To be done: Rewrite everything from the start of the data down to the line containing "status-cell xyxy=(386,416,410,430)", changing "menu-bar" to "menu-strip" and leaving all else unchanged.

Stored items:
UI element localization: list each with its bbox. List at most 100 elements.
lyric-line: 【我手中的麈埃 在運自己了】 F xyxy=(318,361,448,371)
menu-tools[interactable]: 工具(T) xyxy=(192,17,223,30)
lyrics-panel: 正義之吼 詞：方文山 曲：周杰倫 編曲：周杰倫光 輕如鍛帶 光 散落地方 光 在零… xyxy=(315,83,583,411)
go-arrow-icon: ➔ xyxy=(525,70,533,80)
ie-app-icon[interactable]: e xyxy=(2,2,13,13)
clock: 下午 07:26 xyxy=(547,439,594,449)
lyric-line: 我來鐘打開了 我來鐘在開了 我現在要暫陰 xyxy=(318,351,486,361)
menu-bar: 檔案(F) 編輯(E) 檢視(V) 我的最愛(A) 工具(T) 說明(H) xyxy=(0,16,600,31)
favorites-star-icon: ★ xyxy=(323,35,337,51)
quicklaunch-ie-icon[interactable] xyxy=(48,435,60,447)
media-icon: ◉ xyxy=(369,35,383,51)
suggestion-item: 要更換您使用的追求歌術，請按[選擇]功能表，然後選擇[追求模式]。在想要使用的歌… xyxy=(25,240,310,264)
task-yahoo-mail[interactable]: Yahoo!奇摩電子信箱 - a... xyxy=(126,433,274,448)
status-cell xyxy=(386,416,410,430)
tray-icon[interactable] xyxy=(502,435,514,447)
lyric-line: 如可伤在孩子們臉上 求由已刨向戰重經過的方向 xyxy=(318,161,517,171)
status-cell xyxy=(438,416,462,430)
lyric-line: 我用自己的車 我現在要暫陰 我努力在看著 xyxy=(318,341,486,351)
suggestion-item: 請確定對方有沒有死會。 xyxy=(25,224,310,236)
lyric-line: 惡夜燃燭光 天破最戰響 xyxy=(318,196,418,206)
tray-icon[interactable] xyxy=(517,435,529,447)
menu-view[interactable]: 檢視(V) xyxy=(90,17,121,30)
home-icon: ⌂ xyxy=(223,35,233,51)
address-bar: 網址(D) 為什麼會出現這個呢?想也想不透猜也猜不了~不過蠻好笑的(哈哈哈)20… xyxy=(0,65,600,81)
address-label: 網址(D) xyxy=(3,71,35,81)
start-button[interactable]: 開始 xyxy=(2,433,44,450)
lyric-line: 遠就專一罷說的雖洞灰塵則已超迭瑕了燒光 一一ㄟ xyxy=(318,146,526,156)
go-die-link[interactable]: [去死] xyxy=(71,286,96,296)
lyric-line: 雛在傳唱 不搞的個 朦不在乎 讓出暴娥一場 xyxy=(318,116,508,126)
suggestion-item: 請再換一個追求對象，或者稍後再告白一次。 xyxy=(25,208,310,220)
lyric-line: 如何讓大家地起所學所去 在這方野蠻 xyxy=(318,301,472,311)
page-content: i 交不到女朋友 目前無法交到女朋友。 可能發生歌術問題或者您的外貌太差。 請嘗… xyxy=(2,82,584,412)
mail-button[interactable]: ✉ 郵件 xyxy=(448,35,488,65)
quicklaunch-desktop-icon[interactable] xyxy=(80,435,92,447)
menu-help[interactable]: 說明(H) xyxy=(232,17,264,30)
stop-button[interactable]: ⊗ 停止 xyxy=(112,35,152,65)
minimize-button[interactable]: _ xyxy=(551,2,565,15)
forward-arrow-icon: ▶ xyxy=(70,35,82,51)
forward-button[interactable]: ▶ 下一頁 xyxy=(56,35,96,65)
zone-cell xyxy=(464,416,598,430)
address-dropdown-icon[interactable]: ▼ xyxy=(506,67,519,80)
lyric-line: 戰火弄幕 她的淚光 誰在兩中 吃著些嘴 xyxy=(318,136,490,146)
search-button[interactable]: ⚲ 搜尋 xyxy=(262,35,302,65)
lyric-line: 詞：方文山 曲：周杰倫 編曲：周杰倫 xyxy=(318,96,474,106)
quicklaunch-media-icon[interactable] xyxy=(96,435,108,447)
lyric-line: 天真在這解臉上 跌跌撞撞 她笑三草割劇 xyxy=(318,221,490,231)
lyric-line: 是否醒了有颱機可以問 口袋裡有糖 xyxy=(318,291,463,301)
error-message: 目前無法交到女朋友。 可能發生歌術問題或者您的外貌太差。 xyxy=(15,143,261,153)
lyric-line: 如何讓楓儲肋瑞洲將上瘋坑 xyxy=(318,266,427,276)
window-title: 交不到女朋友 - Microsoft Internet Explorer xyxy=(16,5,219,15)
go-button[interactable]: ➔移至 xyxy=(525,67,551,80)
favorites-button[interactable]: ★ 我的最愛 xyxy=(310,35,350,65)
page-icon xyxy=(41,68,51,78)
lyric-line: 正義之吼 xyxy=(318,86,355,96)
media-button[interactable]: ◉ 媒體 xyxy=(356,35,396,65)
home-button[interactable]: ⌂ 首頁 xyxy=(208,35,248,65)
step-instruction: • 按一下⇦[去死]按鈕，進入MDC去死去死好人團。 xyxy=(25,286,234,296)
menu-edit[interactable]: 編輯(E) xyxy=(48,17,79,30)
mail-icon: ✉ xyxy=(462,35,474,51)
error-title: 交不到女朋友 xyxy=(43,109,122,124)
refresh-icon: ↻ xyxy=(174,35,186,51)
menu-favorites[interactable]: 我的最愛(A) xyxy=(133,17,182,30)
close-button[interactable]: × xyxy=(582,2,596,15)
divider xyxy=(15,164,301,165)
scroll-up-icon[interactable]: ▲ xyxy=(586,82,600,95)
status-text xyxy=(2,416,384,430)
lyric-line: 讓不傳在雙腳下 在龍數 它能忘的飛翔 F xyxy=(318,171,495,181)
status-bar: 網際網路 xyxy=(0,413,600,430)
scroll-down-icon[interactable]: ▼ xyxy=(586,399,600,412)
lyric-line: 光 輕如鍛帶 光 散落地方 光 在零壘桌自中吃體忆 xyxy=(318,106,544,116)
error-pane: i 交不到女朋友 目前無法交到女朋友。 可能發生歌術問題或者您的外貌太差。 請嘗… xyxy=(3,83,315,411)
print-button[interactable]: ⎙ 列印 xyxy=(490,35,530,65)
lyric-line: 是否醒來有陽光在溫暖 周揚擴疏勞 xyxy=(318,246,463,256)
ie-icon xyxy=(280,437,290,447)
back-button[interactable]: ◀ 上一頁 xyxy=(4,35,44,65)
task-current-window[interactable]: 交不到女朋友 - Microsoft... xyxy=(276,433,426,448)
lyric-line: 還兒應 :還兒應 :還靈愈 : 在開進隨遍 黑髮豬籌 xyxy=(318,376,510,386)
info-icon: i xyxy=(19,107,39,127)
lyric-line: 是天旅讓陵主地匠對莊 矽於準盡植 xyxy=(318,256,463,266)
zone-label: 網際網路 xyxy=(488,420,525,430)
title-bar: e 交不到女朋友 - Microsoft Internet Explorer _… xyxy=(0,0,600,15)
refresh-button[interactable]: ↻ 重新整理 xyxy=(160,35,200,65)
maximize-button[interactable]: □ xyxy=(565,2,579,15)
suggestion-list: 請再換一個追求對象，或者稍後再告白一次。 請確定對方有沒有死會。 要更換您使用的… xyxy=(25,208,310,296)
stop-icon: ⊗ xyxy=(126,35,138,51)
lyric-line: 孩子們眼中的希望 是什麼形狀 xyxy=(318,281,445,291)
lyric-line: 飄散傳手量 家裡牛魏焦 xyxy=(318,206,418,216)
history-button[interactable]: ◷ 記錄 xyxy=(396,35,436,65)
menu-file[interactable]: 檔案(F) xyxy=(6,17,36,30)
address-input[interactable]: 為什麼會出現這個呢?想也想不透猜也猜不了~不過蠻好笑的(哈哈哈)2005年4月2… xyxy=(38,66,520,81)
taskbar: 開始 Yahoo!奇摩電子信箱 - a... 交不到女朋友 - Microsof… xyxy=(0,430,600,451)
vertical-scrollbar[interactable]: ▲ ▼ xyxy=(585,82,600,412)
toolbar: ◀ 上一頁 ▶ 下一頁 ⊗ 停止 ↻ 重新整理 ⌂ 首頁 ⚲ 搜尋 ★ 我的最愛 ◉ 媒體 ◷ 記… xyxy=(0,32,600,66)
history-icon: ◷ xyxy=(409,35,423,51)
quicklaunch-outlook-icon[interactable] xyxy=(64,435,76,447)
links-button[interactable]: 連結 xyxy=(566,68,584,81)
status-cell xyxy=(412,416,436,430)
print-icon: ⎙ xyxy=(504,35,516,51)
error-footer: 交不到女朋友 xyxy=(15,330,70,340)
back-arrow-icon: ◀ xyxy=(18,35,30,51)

Written answer:
UI element localization: list each with its bbox. List at most 100 elements.
lyric-line: 【我手中的麈埃 在運自己了】 F xyxy=(318,361,448,371)
menu-tools[interactable]: 工具(T) xyxy=(192,17,223,30)
lyrics-panel: 正義之吼 詞：方文山 曲：周杰倫 編曲：周杰倫光 輕如鍛帶 光 散落地方 光 在零… xyxy=(315,83,583,411)
go-arrow-icon: ➔ xyxy=(525,70,533,80)
ie-app-icon[interactable]: e xyxy=(2,2,13,13)
clock: 下午 07:26 xyxy=(547,439,594,449)
lyric-line: 我來鐘打開了 我來鐘在開了 我現在要暫陰 xyxy=(318,351,486,361)
menu-strip: 檔案(F) 編輯(E) 檢視(V) 我的最愛(A) 工具(T) 說明(H) xyxy=(0,16,600,31)
favorites-star-icon: ★ xyxy=(323,35,337,51)
quicklaunch-ie-icon[interactable] xyxy=(48,435,60,447)
media-icon: ◉ xyxy=(369,35,383,51)
suggestion-item: 要更換您使用的追求歌術，請按[選擇]功能表，然後選擇[追求模式]。在想要使用的歌… xyxy=(25,240,310,264)
task-yahoo-mail[interactable]: Yahoo!奇摩電子信箱 - a... xyxy=(126,433,274,448)
status-cell xyxy=(386,416,410,430)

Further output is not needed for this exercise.